[Stated goal]
The records below are to be copied word for word, with every picture left out.

[The data]

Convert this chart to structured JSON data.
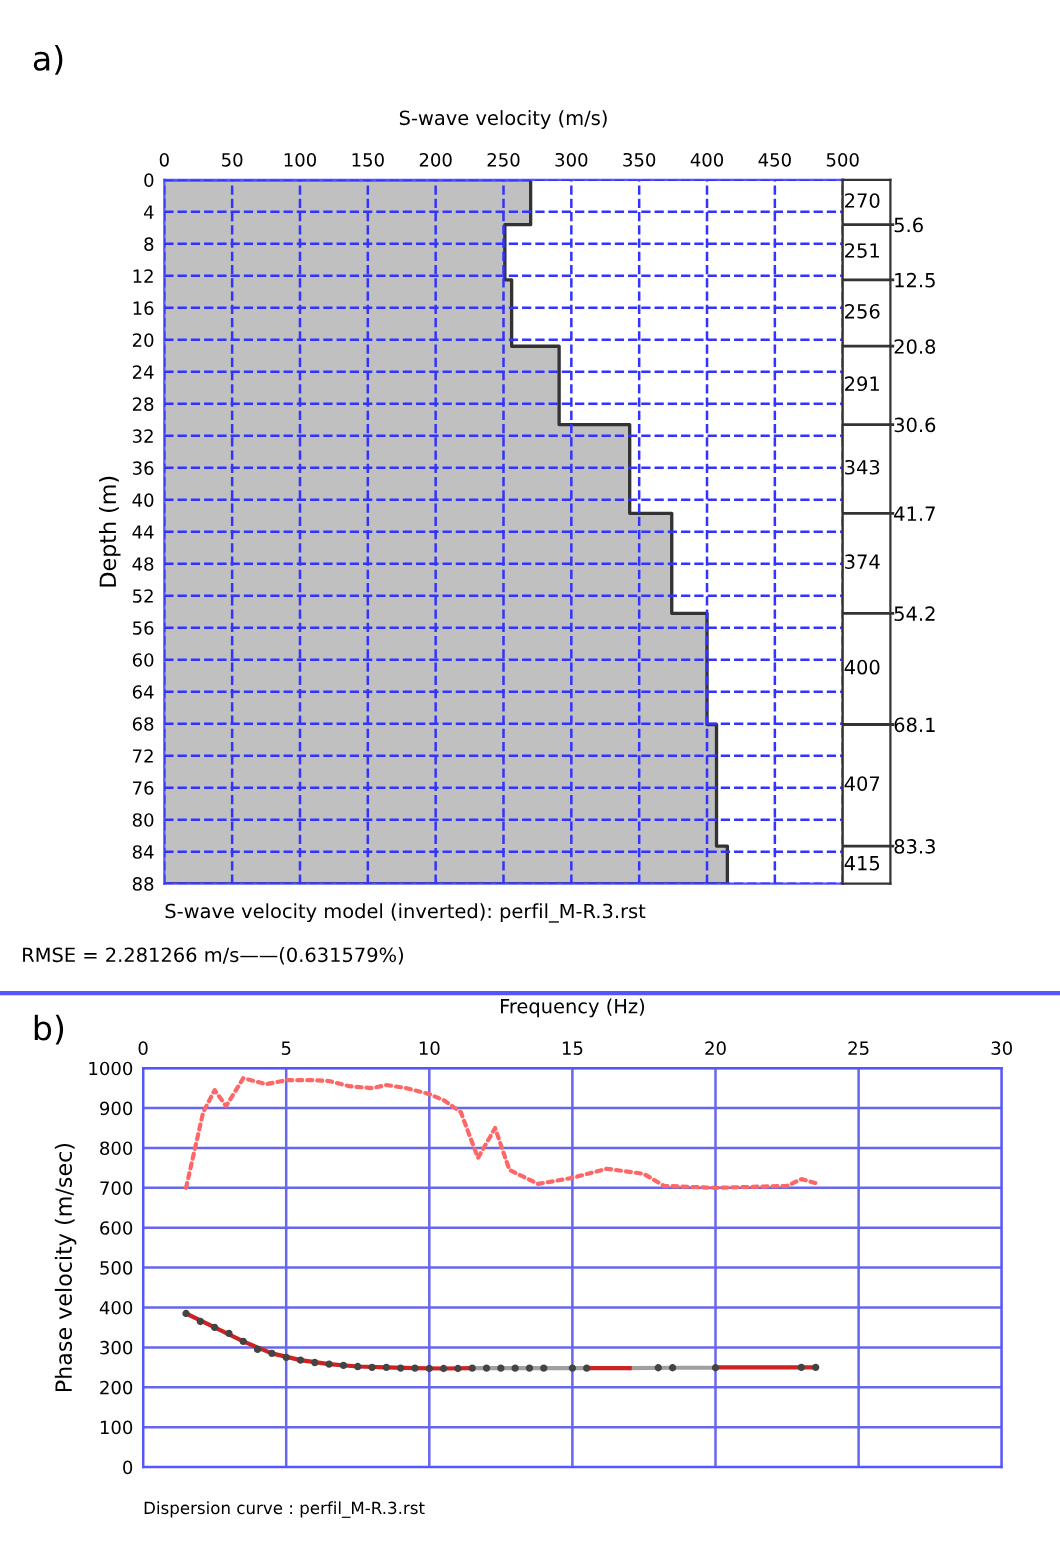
{
  "chart_data": [
    {
      "type": "area",
      "title": "a)",
      "xlabel": "S-wave velocity (m/s)",
      "ylabel": "Depth (m)",
      "series": [
        {
          "color": "#c0c0c0",
          "x": [
            0,
            270,
            270,
            251,
            251,
            256,
            256,
            291,
            291,
            343,
            343,
            374,
            374,
            400,
            400,
            407,
            407,
            415,
            415,
            0
          ],
          "values": [
            0,
            0,
            5.6,
            5.6,
            12.5,
            12.5,
            20.8,
            20.8,
            30.6,
            30.6,
            41.7,
            41.7,
            54.2,
            54.2,
            68.1,
            68.1,
            83.3,
            83.3,
            88,
            88
          ]
        }
      ],
      "xlim": [
        0,
        500
      ],
      "xticks": [
        0,
        50,
        100,
        150,
        200,
        250,
        300,
        350,
        400,
        450,
        500
      ],
      "ylim": [
        88,
        0
      ],
      "yticks": [
        0,
        4,
        8,
        12,
        16,
        20,
        24,
        28,
        32,
        36,
        40,
        44,
        48,
        52,
        56,
        60,
        64,
        68,
        72,
        76,
        80,
        84,
        88
      ],
      "y2lim": [
        88,
        0
      ],
      "y2ticks": [
        5.6,
        12.5,
        20.8,
        30.6,
        41.7,
        54.2,
        68.1,
        83.3
      ],
      "grid": true,
      "annotations": [
        "270",
        "251",
        "256",
        "291",
        "343",
        "374",
        "400",
        "407",
        "415",
        "S-wave velocity model (inverted): perfil_M-R.3.rst",
        "RMSE = 2.281266 m/s——(0.631579%)"
      ]
    },
    {
      "type": "line",
      "title": "b)",
      "xlabel": "Frequency (Hz)",
      "ylabel": "Phase velocity (m/sec)",
      "series": [
        {
          "color": "#ff6666",
          "line_style": "dotted",
          "marker": "none",
          "x": [
            1.5,
            2.1,
            2.5,
            2.9,
            3.5,
            4.3,
            5,
            6,
            6.5,
            7.2,
            8,
            8.5,
            9.2,
            10,
            10.5,
            11.1,
            11.7,
            12.3,
            12.8,
            13.8,
            15,
            16.2,
            17.5,
            18.2,
            20,
            22.5,
            23,
            23.5
          ],
          "values": [
            700,
            890,
            945,
            905,
            975,
            960,
            970,
            970,
            968,
            955,
            950,
            958,
            950,
            935,
            920,
            890,
            775,
            850,
            745,
            710,
            725,
            748,
            735,
            705,
            700,
            705,
            722,
            712
          ]
        },
        {
          "type": "scatter",
          "color": "#444444",
          "marker": "circle",
          "x": [
            1.5,
            2,
            2.5,
            3,
            3.5,
            4,
            4.5,
            5,
            5.5,
            6,
            6.5,
            7,
            7.5,
            8,
            8.5,
            9,
            9.5,
            10,
            10.5,
            11,
            11.5,
            12,
            12.5,
            13,
            13.5,
            14,
            15,
            15.5,
            18,
            18.5,
            20,
            23,
            23.5
          ],
          "values": [
            385,
            365,
            350,
            335,
            315,
            295,
            285,
            275,
            268,
            262,
            258,
            255,
            252,
            250,
            250,
            248,
            248,
            247,
            247,
            247,
            248,
            248,
            248,
            248,
            248,
            248,
            248,
            248,
            249,
            249,
            249,
            250,
            250
          ]
        },
        {
          "color": "#a0a0a0",
          "line_style": "solid",
          "marker": "none",
          "x": [
            11.5,
            13.5,
            15.5,
            16,
            17,
            18.5,
            20
          ],
          "values": [
            248,
            248,
            248,
            null,
            248,
            249,
            249
          ]
        },
        {
          "color": "#cc2222",
          "line_style": "solid",
          "marker": "none",
          "x": [
            1.5,
            2.5,
            3.5,
            4.5,
            5.5,
            6.5,
            7.5,
            8.5,
            9.5,
            10.5,
            11.5,
            13.5,
            15.5,
            16,
            17,
            18.5,
            20,
            21,
            22,
            23,
            23.5
          ],
          "values": [
            385,
            350,
            315,
            285,
            268,
            258,
            252,
            250,
            248,
            247,
            248,
            null,
            248,
            248,
            248,
            null,
            250,
            250,
            250,
            250,
            250
          ]
        }
      ],
      "xlim": [
        0,
        30
      ],
      "xticks": [
        0,
        5,
        10,
        15,
        20,
        25,
        30
      ],
      "ylim": [
        0,
        1000
      ],
      "yticks": [
        0,
        100,
        200,
        300,
        400,
        500,
        600,
        700,
        800,
        900,
        1000
      ],
      "grid": true,
      "annotations": [
        "Dispersion curve : perfil_M-R.3.rst"
      ]
    }
  ]
}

[The solution]
Convert this chart to structured JSON data.
{
  "chart_data": [
    {
      "type": "area",
      "title": "a)",
      "xlabel": "S-wave velocity (m/s)",
      "ylabel": "Depth (m)",
      "series": [
        {
          "color": "#c0c0c0",
          "x": [
            0,
            270,
            270,
            251,
            251,
            256,
            256,
            291,
            291,
            343,
            343,
            374,
            374,
            400,
            400,
            407,
            407,
            415,
            415,
            0
          ],
          "values": [
            0,
            0,
            5.6,
            5.6,
            12.5,
            12.5,
            20.8,
            20.8,
            30.6,
            30.6,
            41.7,
            41.7,
            54.2,
            54.2,
            68.1,
            68.1,
            83.3,
            83.3,
            88,
            88
          ]
        }
      ],
      "xlim": [
        0,
        500
      ],
      "xticks": [
        0,
        50,
        100,
        150,
        200,
        250,
        300,
        350,
        400,
        450,
        500
      ],
      "ylim": [
        88,
        0
      ],
      "yticks": [
        0,
        4,
        8,
        12,
        16,
        20,
        24,
        28,
        32,
        36,
        40,
        44,
        48,
        52,
        56,
        60,
        64,
        68,
        72,
        76,
        80,
        84,
        88
      ],
      "y2lim": [
        88,
        0
      ],
      "y2ticks": [
        5.6,
        12.5,
        20.8,
        30.6,
        41.7,
        54.2,
        68.1,
        83.3
      ],
      "grid": true,
      "annotations": [
        "270",
        "251",
        "256",
        "291",
        "343",
        "374",
        "400",
        "407",
        "415",
        "S-wave velocity model (inverted): perfil_M-R.3.rst",
        "RMSE = 2.281266 m/s——(0.631579%)"
      ]
    },
    {
      "type": "line",
      "title": "b)",
      "xlabel": "Frequency (Hz)",
      "ylabel": "Phase velocity (m/sec)",
      "series": [
        {
          "color": "#ff6666",
          "line_style": "dotted",
          "marker": "none",
          "x": [
            1.5,
            2.1,
            2.5,
            2.9,
            3.5,
            4.3,
            5,
            6,
            6.5,
            7.2,
            8,
            8.5,
            9.2,
            10,
            10.5,
            11.1,
            11.7,
            12.3,
            12.8,
            13.8,
            15,
            16.2,
            17.5,
            18.2,
            20,
            22.5,
            23,
            23.5
          ],
          "values": [
            700,
            890,
            945,
            905,
            975,
            960,
            970,
            970,
            968,
            955,
            950,
            958,
            950,
            935,
            920,
            890,
            775,
            850,
            745,
            710,
            725,
            748,
            735,
            705,
            700,
            705,
            722,
            712
          ]
        },
        {
          "type": "scatter",
          "color": "#444444",
          "marker": "circle",
          "x": [
            1.5,
            2,
            2.5,
            3,
            3.5,
            4,
            4.5,
            5,
            5.5,
            6,
            6.5,
            7,
            7.5,
            8,
            8.5,
            9,
            9.5,
            10,
            10.5,
            11,
            11.5,
            12,
            12.5,
            13,
            13.5,
            14,
            15,
            15.5,
            18,
            18.5,
            20,
            23,
            23.5
          ],
          "values": [
            385,
            365,
            350,
            335,
            315,
            295,
            285,
            275,
            268,
            262,
            258,
            255,
            252,
            250,
            250,
            248,
            248,
            247,
            247,
            247,
            248,
            248,
            248,
            248,
            248,
            248,
            248,
            248,
            249,
            249,
            249,
            250,
            250
          ]
        },
        {
          "color": "#a0a0a0",
          "line_style": "solid",
          "marker": "none",
          "x": [
            11.5,
            13.5,
            15.5,
            16,
            17,
            18.5,
            20
          ],
          "values": [
            248,
            248,
            248,
            null,
            248,
            249,
            249
          ]
        },
        {
          "color": "#cc2222",
          "line_style": "solid",
          "marker": "none",
          "x": [
            1.5,
            2.5,
            3.5,
            4.5,
            5.5,
            6.5,
            7.5,
            8.5,
            9.5,
            10.5,
            11.5,
            13.5,
            15.5,
            16,
            17,
            18.5,
            20,
            21,
            22,
            23,
            23.5
          ],
          "values": [
            385,
            350,
            315,
            285,
            268,
            258,
            252,
            250,
            248,
            247,
            248,
            null,
            248,
            248,
            248,
            null,
            250,
            250,
            250,
            250,
            250
          ]
        }
      ],
      "xlim": [
        0,
        30
      ],
      "xticks": [
        0,
        5,
        10,
        15,
        20,
        25,
        30
      ],
      "ylim": [
        0,
        1000
      ],
      "yticks": [
        0,
        100,
        200,
        300,
        400,
        500,
        600,
        700,
        800,
        900,
        1000
      ],
      "grid": true,
      "annotations": [
        "Dispersion curve : perfil_M-R.3.rst"
      ]
    }
  ]
}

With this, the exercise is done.